Exercise aim
Scan the data for "Tools" and copy the lines it appears in.

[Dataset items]
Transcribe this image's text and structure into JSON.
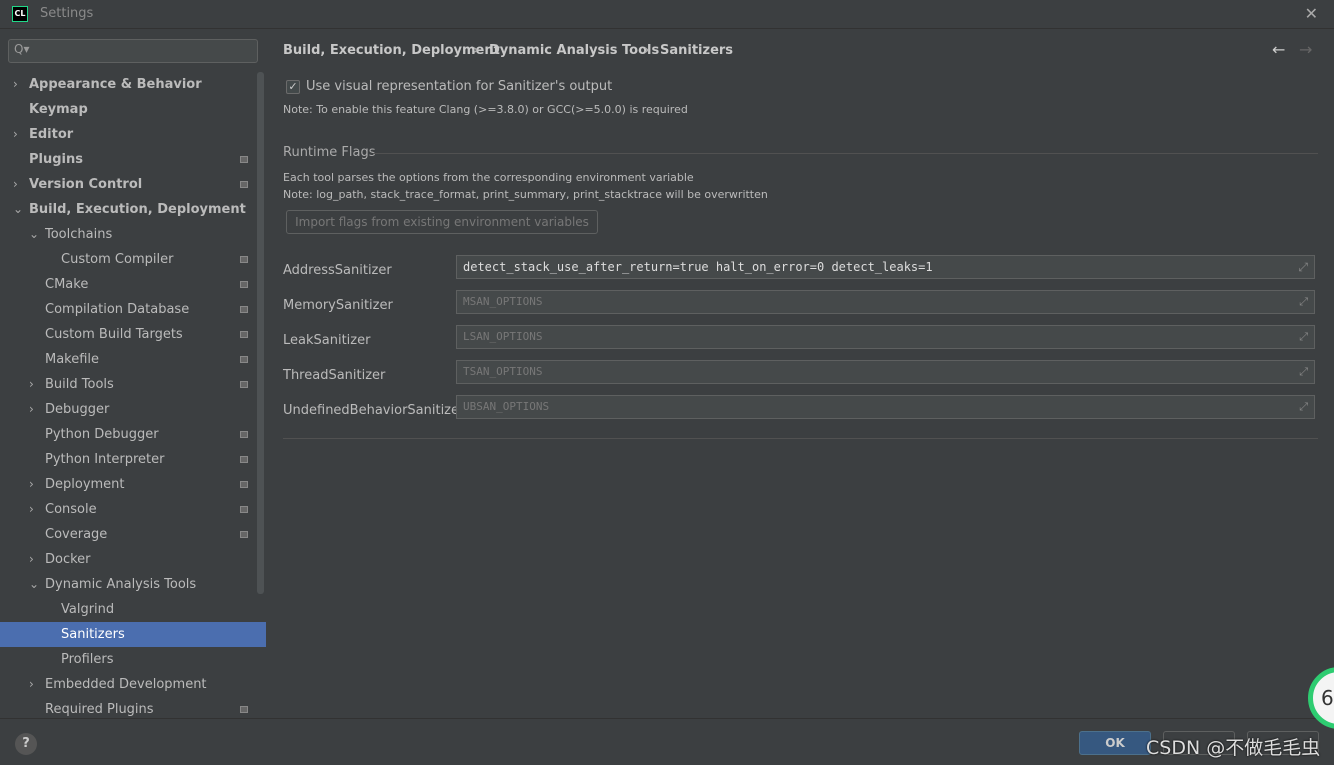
{
  "window": {
    "title": "Settings",
    "logo": "CL"
  },
  "search": {
    "placeholder": "Q▾"
  },
  "sidebar": {
    "items": [
      {
        "label": "Appearance & Behavior",
        "level": 0,
        "arrow": "›",
        "bold": true
      },
      {
        "label": "Keymap",
        "level": 0,
        "bold": true
      },
      {
        "label": "Editor",
        "level": 0,
        "arrow": "›",
        "bold": true
      },
      {
        "label": "Plugins",
        "level": 0,
        "bold": true,
        "mod": true
      },
      {
        "label": "Version Control",
        "level": 0,
        "arrow": "›",
        "bold": true,
        "mod": true
      },
      {
        "label": "Build, Execution, Deployment",
        "level": 0,
        "arrow": "⌄",
        "bold": true
      },
      {
        "label": "Toolchains",
        "level": 1,
        "arrow": "⌄"
      },
      {
        "label": "Custom Compiler",
        "level": 2,
        "mod": true
      },
      {
        "label": "CMake",
        "level": 1,
        "mod": true
      },
      {
        "label": "Compilation Database",
        "level": 1,
        "mod": true
      },
      {
        "label": "Custom Build Targets",
        "level": 1,
        "mod": true
      },
      {
        "label": "Makefile",
        "level": 1,
        "mod": true
      },
      {
        "label": "Build Tools",
        "level": 1,
        "arrow": "›",
        "mod": true
      },
      {
        "label": "Debugger",
        "level": 1,
        "arrow": "›"
      },
      {
        "label": "Python Debugger",
        "level": 1,
        "mod": true
      },
      {
        "label": "Python Interpreter",
        "level": 1,
        "mod": true
      },
      {
        "label": "Deployment",
        "level": 1,
        "arrow": "›",
        "mod": true
      },
      {
        "label": "Console",
        "level": 1,
        "arrow": "›",
        "mod": true
      },
      {
        "label": "Coverage",
        "level": 1,
        "mod": true
      },
      {
        "label": "Docker",
        "level": 1,
        "arrow": "›"
      },
      {
        "label": "Dynamic Analysis Tools",
        "level": 1,
        "arrow": "⌄"
      },
      {
        "label": "Valgrind",
        "level": 2
      },
      {
        "label": "Sanitizers",
        "level": 2,
        "selected": true
      },
      {
        "label": "Profilers",
        "level": 2
      },
      {
        "label": "Embedded Development",
        "level": 1,
        "arrow": "›"
      },
      {
        "label": "Required Plugins",
        "level": 1,
        "mod": true
      }
    ]
  },
  "breadcrumb": [
    "Build, Execution, Deployment",
    "Dynamic Analysis Tools",
    "Sanitizers"
  ],
  "main": {
    "visual_checkbox": "Use visual representation for Sanitizer's output",
    "visual_checked": true,
    "note1": "Note: To enable this feature Clang (>=3.8.0) or GCC(>=5.0.0) is required",
    "runtime_flags": "Runtime Flags",
    "desc1": "Each tool parses the options from the corresponding environment variable",
    "desc2": "Note: log_path, stack_trace_format, print_summary, print_stacktrace will be overwritten",
    "import_button": "Import flags from existing environment variables",
    "sanitizers": [
      {
        "label": "AddressSanitizer",
        "value": "detect_stack_use_after_return=true halt_on_error=0 detect_leaks=1",
        "placeholder": ""
      },
      {
        "label": "MemorySanitizer",
        "value": "",
        "placeholder": "MSAN_OPTIONS"
      },
      {
        "label": "LeakSanitizer",
        "value": "",
        "placeholder": "LSAN_OPTIONS"
      },
      {
        "label": "ThreadSanitizer",
        "value": "",
        "placeholder": "TSAN_OPTIONS"
      },
      {
        "label": "UndefinedBehaviorSanitizer",
        "value": "",
        "placeholder": "UBSAN_OPTIONS"
      }
    ]
  },
  "footer": {
    "ok": "OK",
    "help": "?",
    "watermark": "CSDN @不做毛毛虫",
    "badge": "6"
  },
  "colors": {
    "selection": "#4b6eaf",
    "ok_button": "#365880",
    "badge": "#2ecc71"
  }
}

Worked solution
        "label": "Build Tools",
        "label": "Dynamic Analysis Tools",
    "Dynamic Analysis Tools",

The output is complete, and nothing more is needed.